=== Input ===
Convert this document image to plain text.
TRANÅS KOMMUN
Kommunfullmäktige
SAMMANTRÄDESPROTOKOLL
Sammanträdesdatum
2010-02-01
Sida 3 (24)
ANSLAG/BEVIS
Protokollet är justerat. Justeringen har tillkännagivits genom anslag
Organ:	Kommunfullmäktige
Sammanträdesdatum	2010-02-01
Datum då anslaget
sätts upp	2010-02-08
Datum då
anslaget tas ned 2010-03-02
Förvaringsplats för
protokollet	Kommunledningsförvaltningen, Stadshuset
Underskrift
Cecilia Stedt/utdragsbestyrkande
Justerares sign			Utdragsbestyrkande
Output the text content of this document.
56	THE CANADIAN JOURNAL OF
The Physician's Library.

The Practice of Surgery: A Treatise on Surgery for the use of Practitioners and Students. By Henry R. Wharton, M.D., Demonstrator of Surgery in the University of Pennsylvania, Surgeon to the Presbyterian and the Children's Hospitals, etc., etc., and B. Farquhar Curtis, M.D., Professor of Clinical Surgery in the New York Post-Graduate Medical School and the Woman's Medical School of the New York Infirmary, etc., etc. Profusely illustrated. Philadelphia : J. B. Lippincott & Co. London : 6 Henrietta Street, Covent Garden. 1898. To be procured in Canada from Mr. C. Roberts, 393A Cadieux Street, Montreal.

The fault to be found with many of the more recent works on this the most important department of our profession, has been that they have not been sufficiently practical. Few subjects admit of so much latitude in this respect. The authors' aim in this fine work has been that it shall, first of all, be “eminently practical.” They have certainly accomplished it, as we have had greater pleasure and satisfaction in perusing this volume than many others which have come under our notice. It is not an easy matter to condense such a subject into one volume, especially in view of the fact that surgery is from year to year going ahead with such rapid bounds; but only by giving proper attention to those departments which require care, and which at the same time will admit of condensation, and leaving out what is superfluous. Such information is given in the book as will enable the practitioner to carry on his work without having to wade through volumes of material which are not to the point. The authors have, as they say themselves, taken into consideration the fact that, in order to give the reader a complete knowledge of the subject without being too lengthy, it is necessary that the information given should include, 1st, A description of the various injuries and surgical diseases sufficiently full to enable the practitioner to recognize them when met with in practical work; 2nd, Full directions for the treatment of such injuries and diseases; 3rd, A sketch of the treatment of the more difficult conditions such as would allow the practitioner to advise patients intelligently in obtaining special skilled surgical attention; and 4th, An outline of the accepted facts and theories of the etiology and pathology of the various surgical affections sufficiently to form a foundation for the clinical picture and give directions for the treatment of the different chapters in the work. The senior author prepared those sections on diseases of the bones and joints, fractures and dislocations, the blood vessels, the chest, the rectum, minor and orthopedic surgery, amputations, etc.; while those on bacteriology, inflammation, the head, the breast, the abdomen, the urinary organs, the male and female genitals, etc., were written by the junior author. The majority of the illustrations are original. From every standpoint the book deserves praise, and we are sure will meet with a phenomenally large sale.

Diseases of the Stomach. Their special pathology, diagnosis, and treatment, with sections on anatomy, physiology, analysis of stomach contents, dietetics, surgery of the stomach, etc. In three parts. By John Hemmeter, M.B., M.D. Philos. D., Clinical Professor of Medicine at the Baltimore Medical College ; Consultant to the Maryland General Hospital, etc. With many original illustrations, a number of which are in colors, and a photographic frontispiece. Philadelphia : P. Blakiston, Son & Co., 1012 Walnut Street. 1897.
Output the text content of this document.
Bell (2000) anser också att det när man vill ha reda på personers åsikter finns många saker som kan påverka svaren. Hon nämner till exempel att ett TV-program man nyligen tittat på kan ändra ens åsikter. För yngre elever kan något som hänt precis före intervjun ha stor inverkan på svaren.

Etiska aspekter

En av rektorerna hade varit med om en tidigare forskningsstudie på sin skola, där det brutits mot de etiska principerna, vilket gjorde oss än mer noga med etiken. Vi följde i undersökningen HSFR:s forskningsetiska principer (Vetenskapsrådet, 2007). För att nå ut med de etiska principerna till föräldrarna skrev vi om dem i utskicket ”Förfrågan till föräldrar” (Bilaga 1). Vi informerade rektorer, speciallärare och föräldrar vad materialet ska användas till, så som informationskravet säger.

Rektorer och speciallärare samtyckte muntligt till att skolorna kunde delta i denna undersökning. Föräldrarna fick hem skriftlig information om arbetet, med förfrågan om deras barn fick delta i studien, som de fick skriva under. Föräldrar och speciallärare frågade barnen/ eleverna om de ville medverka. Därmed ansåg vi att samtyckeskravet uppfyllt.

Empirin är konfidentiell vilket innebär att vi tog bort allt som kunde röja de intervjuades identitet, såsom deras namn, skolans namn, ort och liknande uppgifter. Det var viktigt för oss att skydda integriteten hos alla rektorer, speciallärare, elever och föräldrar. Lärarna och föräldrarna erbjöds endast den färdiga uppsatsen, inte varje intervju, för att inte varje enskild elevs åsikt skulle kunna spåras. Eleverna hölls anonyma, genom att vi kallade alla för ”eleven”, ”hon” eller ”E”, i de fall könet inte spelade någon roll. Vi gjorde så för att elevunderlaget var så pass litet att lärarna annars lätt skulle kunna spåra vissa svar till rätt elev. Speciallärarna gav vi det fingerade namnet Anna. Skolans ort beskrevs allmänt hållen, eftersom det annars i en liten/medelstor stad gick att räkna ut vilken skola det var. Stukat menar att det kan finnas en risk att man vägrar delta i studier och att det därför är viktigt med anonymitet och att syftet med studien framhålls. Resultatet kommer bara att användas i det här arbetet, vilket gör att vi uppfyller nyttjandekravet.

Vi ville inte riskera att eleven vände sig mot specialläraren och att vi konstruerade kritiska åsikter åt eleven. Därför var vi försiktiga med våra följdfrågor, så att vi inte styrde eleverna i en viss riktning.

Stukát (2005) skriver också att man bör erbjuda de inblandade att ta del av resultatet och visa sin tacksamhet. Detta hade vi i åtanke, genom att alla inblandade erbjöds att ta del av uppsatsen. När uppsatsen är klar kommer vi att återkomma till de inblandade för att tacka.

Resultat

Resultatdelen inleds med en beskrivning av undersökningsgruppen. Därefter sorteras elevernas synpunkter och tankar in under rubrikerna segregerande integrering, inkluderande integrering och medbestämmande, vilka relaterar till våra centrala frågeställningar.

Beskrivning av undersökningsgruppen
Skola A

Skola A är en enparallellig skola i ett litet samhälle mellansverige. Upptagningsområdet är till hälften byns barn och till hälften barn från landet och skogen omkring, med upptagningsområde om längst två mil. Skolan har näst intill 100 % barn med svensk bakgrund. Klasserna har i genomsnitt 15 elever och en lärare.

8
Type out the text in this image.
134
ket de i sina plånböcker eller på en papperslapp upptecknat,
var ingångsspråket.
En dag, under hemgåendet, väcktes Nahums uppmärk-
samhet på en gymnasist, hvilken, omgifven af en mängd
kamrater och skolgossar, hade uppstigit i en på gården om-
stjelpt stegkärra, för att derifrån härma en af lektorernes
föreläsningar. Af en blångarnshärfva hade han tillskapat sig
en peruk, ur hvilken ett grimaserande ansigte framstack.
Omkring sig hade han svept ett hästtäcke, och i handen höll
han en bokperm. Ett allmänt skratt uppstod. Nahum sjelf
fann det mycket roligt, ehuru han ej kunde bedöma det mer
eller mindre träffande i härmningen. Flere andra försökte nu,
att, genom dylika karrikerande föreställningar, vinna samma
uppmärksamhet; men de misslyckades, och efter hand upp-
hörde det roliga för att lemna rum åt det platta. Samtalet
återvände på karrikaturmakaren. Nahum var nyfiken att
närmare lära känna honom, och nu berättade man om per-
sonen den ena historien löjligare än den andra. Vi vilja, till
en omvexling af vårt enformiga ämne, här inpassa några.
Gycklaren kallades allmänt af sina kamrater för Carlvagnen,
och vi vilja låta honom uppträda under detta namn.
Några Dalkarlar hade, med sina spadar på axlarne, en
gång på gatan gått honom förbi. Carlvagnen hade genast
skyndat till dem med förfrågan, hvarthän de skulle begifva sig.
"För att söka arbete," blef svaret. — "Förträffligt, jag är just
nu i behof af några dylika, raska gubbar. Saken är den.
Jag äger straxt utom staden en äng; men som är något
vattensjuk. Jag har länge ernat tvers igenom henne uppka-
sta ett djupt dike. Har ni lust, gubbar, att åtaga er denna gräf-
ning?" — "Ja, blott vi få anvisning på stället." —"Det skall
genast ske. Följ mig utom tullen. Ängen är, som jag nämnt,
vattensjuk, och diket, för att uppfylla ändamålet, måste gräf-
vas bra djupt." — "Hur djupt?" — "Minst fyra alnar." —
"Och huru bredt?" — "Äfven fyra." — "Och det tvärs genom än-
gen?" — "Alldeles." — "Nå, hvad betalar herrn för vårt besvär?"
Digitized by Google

=== What is expected ===
Out of the entries, pull every line that mentions "honom".

=== Solution to this exercise ===
närmare lära känna honom, och nu berättade man om per-
och vi vilja låta honom uppträda under detta namn.
gång på gatan gått honom förbi. Carlvagnen hade genast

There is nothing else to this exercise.